(begin)
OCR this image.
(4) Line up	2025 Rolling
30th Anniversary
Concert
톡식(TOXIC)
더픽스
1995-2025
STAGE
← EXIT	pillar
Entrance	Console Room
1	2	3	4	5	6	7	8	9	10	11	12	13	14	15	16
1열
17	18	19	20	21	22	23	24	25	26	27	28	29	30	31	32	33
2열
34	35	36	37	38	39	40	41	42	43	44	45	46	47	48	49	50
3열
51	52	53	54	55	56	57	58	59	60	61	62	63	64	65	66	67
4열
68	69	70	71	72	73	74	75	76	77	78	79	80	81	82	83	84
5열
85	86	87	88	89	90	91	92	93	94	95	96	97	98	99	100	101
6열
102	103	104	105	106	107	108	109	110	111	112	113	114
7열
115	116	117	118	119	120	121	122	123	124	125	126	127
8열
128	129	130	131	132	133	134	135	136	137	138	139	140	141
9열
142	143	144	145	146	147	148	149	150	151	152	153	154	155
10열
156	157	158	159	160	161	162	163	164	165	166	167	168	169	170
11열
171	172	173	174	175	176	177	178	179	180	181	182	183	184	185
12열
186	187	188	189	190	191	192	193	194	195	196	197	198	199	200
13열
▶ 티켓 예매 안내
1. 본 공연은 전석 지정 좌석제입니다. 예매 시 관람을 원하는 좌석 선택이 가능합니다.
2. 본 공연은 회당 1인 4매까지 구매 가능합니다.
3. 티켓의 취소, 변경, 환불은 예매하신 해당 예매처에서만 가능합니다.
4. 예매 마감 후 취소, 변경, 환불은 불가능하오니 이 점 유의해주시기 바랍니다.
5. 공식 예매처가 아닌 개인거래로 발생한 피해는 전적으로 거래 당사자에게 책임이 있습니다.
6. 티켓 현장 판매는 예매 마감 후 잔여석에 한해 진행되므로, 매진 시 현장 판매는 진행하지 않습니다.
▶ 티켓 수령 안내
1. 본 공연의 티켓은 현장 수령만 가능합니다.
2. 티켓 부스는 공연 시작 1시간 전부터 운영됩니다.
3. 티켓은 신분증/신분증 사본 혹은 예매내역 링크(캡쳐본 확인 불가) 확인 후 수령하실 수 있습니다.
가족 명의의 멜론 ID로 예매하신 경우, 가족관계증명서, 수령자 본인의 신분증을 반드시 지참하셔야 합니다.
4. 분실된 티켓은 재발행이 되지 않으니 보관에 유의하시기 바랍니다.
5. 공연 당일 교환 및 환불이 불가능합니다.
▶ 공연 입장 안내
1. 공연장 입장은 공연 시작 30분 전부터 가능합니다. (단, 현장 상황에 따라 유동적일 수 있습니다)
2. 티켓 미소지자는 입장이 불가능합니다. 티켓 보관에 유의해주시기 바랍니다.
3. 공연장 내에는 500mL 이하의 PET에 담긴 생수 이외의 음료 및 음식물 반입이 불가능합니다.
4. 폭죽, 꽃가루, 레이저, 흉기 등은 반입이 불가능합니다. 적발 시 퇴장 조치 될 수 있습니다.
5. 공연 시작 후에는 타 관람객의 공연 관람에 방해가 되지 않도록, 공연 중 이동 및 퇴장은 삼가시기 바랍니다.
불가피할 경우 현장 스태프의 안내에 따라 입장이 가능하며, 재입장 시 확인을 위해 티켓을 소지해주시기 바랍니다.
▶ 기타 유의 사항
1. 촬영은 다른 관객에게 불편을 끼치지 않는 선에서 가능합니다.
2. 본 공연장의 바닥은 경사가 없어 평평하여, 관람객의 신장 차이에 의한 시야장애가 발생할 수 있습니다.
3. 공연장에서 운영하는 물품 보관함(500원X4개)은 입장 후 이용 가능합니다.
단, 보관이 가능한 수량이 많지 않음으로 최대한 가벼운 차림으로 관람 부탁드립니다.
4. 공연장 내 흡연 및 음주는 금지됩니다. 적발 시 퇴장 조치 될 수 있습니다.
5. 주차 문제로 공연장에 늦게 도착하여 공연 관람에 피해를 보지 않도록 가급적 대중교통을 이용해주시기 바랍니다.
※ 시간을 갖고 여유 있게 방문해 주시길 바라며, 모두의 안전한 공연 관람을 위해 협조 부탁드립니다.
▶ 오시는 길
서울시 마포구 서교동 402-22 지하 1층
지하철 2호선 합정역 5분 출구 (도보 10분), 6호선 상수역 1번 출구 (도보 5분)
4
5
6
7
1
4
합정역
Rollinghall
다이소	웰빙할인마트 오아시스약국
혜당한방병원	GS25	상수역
(end)
* Exercise: Retype all of the entries precisely as they are.

* Completed exercise:
OCR this image.
(4) Line up	2025 Rolling
30th Anniversary
Concert
톡식(TOXIC)
더픽스
1995-2025
STAGE
← EXIT	pillar
Entrance	Console Room
1	2	3	4	5	6	7	8	9	10	11	12	13	14	15	16
1열
17	18	19	20	21	22	23	24	25	26	27	28	29	30	31	32	33
2열
34	35	36	37	38	39	40	41	42	43	44	45	46	47	48	49	50
3열
51	52	53	54	55	56	57	58	59	60	61	62	63	64	65	66	67
4열
68	69	70	71	72	73	74	75	76	77	78	79	80	81	82	83	84
5열
85	86	87	88	89	90	91	92	93	94	95	96	97	98	99	100	101
6열
102	103	104	105	106	107	108	109	110	111	112	113	114
7열
115	116	117	118	119	120	121	122	123	124	125	126	127
8열
128	129	130	131	132	133	134	135	136	137	138	139	140	141
9열
142	143	144	145	146	147	148	149	150	151	152	153	154	155
10열
156	157	158	159	160	161	162	163	164	165	166	167	168	169	170
11열
171	172	173	174	175	176	177	178	179	180	181	182	183	184	185
12열
186	187	188	189	190	191	192	193	194	195	196	197	198	199	200
13열
▶ 티켓 예매 안내
1. 본 공연은 전석 지정 좌석제입니다. 예매 시 관람을 원하는 좌석 선택이 가능합니다.
2. 본 공연은 회당 1인 4매까지 구매 가능합니다.
3. 티켓의 취소, 변경, 환불은 예매하신 해당 예매처에서만 가능합니다.
4. 예매 마감 후 취소, 변경, 환불은 불가능하오니 이 점 유의해주시기 바랍니다.
5. 공식 예매처가 아닌 개인거래로 발생한 피해는 전적으로 거래 당사자에게 책임이 있습니다.
6. 티켓 현장 판매는 예매 마감 후 잔여석에 한해 진행되므로, 매진 시 현장 판매는 진행하지 않습니다.
▶ 티켓 수령 안내
1. 본 공연의 티켓은 현장 수령만 가능합니다.
2. 티켓 부스는 공연 시작 1시간 전부터 운영됩니다.
3. 티켓은 신분증/신분증 사본 혹은 예매내역 링크(캡쳐본 확인 불가) 확인 후 수령하실 수 있습니다.
가족 명의의 멜론 ID로 예매하신 경우, 가족관계증명서, 수령자 본인의 신분증을 반드시 지참하셔야 합니다.
4. 분실된 티켓은 재발행이 되지 않으니 보관에 유의하시기 바랍니다.
5. 공연 당일 교환 및 환불이 불가능합니다.
▶ 공연 입장 안내
1. 공연장 입장은 공연 시작 30분 전부터 가능합니다. (단, 현장 상황에 따라 유동적일 수 있습니다)
2. 티켓 미소지자는 입장이 불가능합니다. 티켓 보관에 유의해주시기 바랍니다.
3. 공연장 내에는 500mL 이하의 PET에 담긴 생수 이외의 음료 및 음식물 반입이 불가능합니다.
4. 폭죽, 꽃가루, 레이저, 흉기 등은 반입이 불가능합니다. 적발 시 퇴장 조치 될 수 있습니다.
5. 공연 시작 후에는 타 관람객의 공연 관람에 방해가 되지 않도록, 공연 중 이동 및 퇴장은 삼가시기 바랍니다.
불가피할 경우 현장 스태프의 안내에 따라 입장이 가능하며, 재입장 시 확인을 위해 티켓을 소지해주시기 바랍니다.
▶ 기타 유의 사항
1. 촬영은 다른 관객에게 불편을 끼치지 않는 선에서 가능합니다.
2. 본 공연장의 바닥은 경사가 없어 평평하여, 관람객의 신장 차이에 의한 시야장애가 발생할 수 있습니다.
3. 공연장에서 운영하는 물품 보관함(500원X4개)은 입장 후 이용 가능합니다.
단, 보관이 가능한 수량이 많지 않음으로 최대한 가벼운 차림으로 관람 부탁드립니다.
4. 공연장 내 흡연 및 음주는 금지됩니다. 적발 시 퇴장 조치 될 수 있습니다.
5. 주차 문제로 공연장에 늦게 도착하여 공연 관람에 피해를 보지 않도록 가급적 대중교통을 이용해주시기 바랍니다.
※ 시간을 갖고 여유 있게 방문해 주시길 바라며, 모두의 안전한 공연 관람을 위해 협조 부탁드립니다.
▶ 오시는 길
서울시 마포구 서교동 402-22 지하 1층
지하철 2호선 합정역 5분 출구 (도보 10분), 6호선 상수역 1번 출구 (도보 5분)
4
5
6
7
1
4
합정역
Rollinghall
다이소	웰빙할인마트 오아시스약국
혜당한방병원	GS25	상수역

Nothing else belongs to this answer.